**TASK REQUIREMENTS**. Include the line containing "What does this" and every line after it up to the end of the material below; reproduce them exactly and drop the pictures.

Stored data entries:
--------------------------------------------------

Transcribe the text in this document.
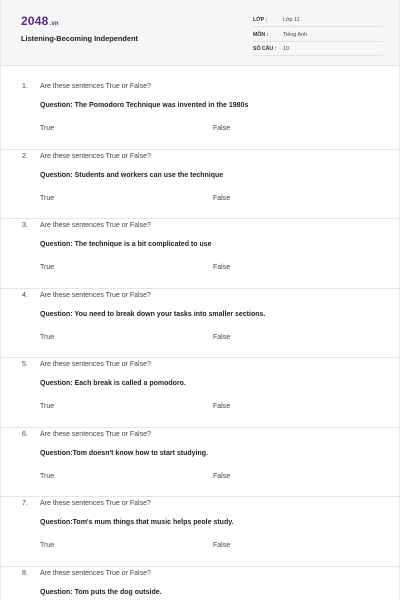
2048.vn
Listening-Becoming Independent
LỚP :	Lớp 11
MÔN :	Tiếng Anh
SỐ CÂU :	10
1. Are these sentences True or False?
Question: The Pomodoro Technique was invented in the 1980s
True	False
2. Are these sentences True or False?
Question: Students and workers can use the technique
True	False
3. Are these sentences True or False?
Question: The technique is a bit complicated to use
True	False
4. Are these sentences True or False?
Question: You need to break down your tasks into smaller sections.
True	False
5. Are these sentences True or False?
Question: Each break is called a pomodoro.
True	False
6. Are these sentences True or False?
Question:Tom doesn't know how to start studying.
True	False
7. Are these sentences True or False?
Question:Tom's mum things that music helps peole study.
True	False
8. Are these sentences True or False?
Question: Tom puts the dog outside.
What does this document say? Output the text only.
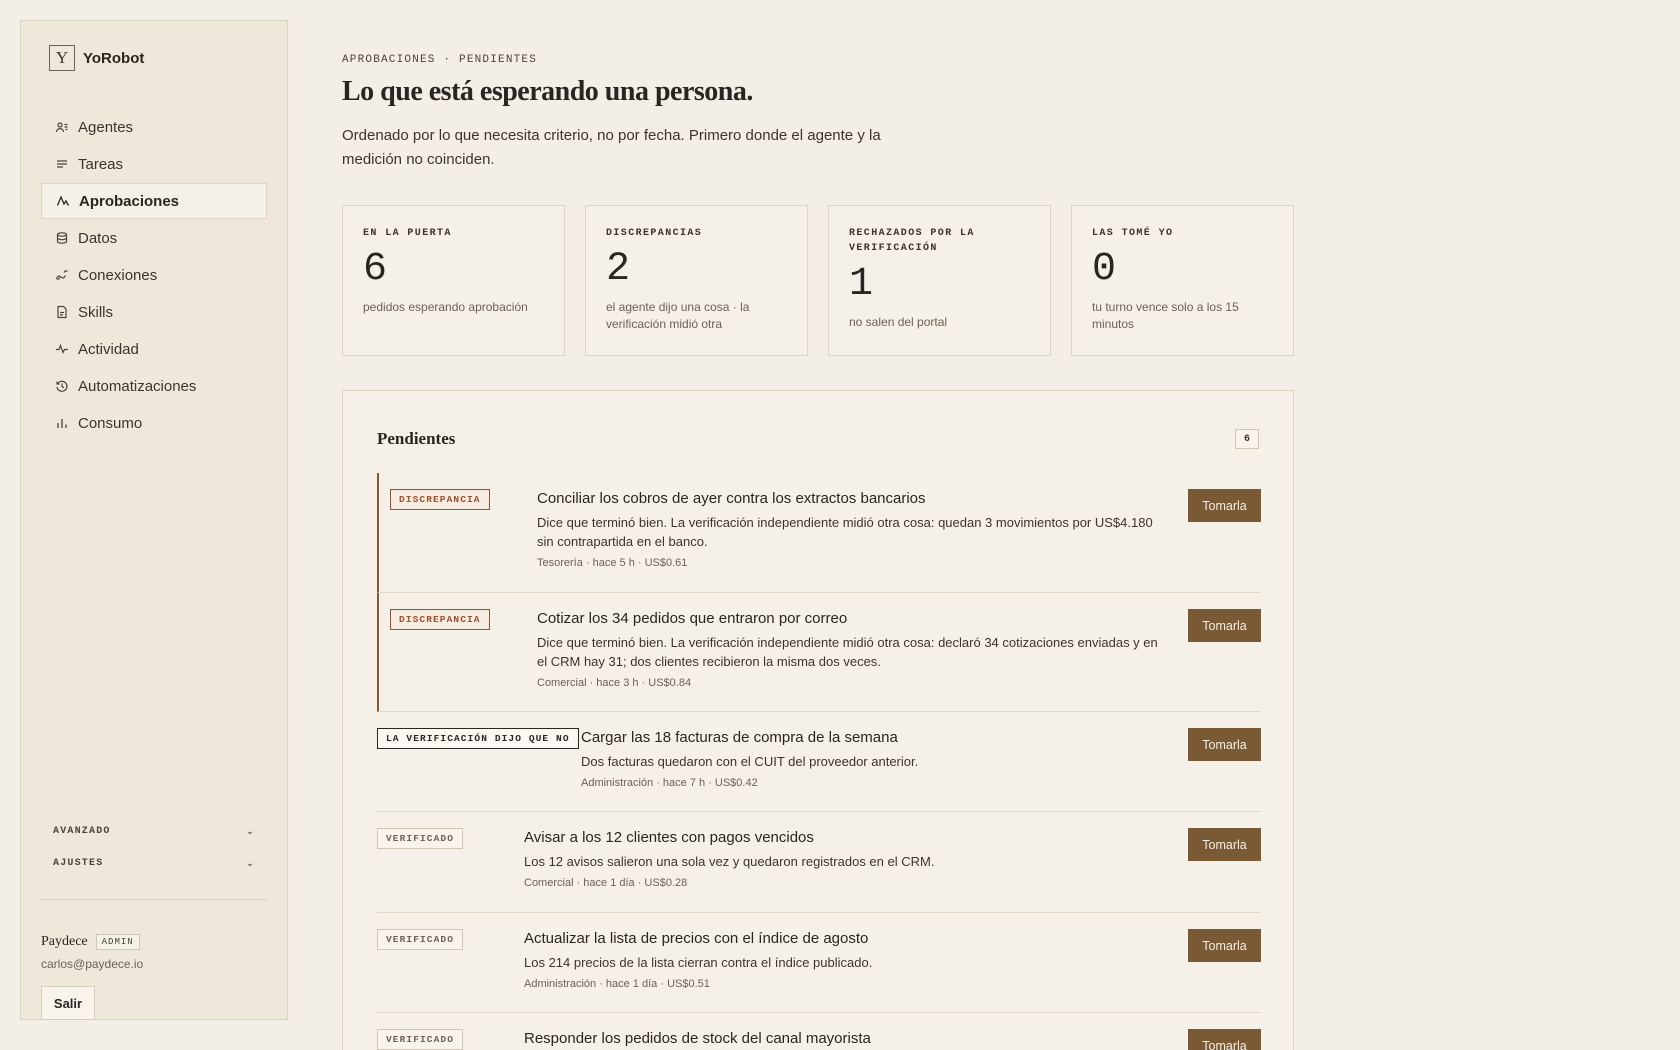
Y YoRobot
Agentes
Tareas
Aprobaciones
Datos
Conexiones
Skills
Actividad
Automatizaciones
Consumo
AVANZADO	⌄
AJUSTES	⌄
Paydece	ADMIN
carlos@paydece.io
Salir
APROBACIONES · PENDIENTES
Lo que está esperando una persona.

Ordenado por lo que necesita criterio, no por fecha. Primero donde el agente y la medición no coinciden.

EN LA PUERTA
6
pedidos esperando aprobación
DISCREPANCIAS
2
el agente dijo una cosa · la verificación midió otra
RECHAZADOS POR LA VERIFICACIÓN
1
no salen del portal
LAS TOMÉ YO
0
tu turno vence solo a los 15 minutos
Pendientes	6
DISCREPANCIA	Conciliar los cobros de ayer contra los extractos bancarios
Dice que terminó bien. La verificación independiente midió otra cosa: quedan 3 movimientos por US$4.180 sin contrapartida en el banco.
Tesorería · hace 5 h · US$0.61
Tomarla
DISCREPANCIA	Cotizar los 34 pedidos que entraron por correo
Dice que terminó bien. La verificación independiente midió otra cosa: declaró 34 cotizaciones enviadas y en el CRM hay 31; dos clientes recibieron la misma dos veces.
Comercial · hace 3 h · US$0.84
Tomarla
LA VERIFICACIÓN DIJO QUE NO Cargar las 18 facturas de compra de la semana
Dos facturas quedaron con el CUIT del proveedor anterior.
Administración · hace 7 h · US$0.42
Tomarla
VERIFICADO	Avisar a los 12 clientes con pagos vencidos
Los 12 avisos salieron una sola vez y quedaron registrados en el CRM.
Comercial · hace 1 día · US$0.28
Tomarla
VERIFICADO	Actualizar la lista de precios con el índice de agosto
Los 214 precios de la lista cierran contra el índice publicado.
Administración · hace 1 día · US$0.51
Tomarla
VERIFICADO	Responder los pedidos de stock del canal mayorista	Tomarla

--------------------------------------------------

**PROBLEM SOLUTION**.
What does this document say? Output the text only.
Y YoRobot
Agentes
Tareas
Aprobaciones
Datos
Conexiones
Skills
Actividad
Automatizaciones
Consumo
AVANZADO	⌄
AJUSTES	⌄
Paydece	ADMIN
carlos@paydece.io
Salir
APROBACIONES · PENDIENTES
Lo que está esperando una persona.

Ordenado por lo que necesita criterio, no por fecha. Primero donde el agente y la medición no coinciden.

EN LA PUERTA
6
pedidos esperando aprobación
DISCREPANCIAS
2
el agente dijo una cosa · la verificación midió otra
RECHAZADOS POR LA VERIFICACIÓN
1
no salen del portal
LAS TOMÉ YO
0
tu turno vence solo a los 15 minutos
Pendientes	6
DISCREPANCIA	Conciliar los cobros de ayer contra los extractos bancarios
Dice que terminó bien. La verificación independiente midió otra cosa: quedan 3 movimientos por US$4.180 sin contrapartida en el banco.
Tesorería · hace 5 h · US$0.61
Tomarla
DISCREPANCIA	Cotizar los 34 pedidos que entraron por correo
Dice que terminó bien. La verificación independiente midió otra cosa: declaró 34 cotizaciones enviadas y en el CRM hay 31; dos clientes recibieron la misma dos veces.
Comercial · hace 3 h · US$0.84
Tomarla
LA VERIFICACIÓN DIJO QUE NO Cargar las 18 facturas de compra de la semana
Dos facturas quedaron con el CUIT del proveedor anterior.
Administración · hace 7 h · US$0.42
Tomarla
VERIFICADO	Avisar a los 12 clientes con pagos vencidos
Los 12 avisos salieron una sola vez y quedaron registrados en el CRM.
Comercial · hace 1 día · US$0.28
Tomarla
VERIFICADO	Actualizar la lista de precios con el índice de agosto
Los 214 precios de la lista cierran contra el índice publicado.
Administración · hace 1 día · US$0.51
Tomarla
VERIFICADO	Responder los pedidos de stock del canal mayorista	Tomarla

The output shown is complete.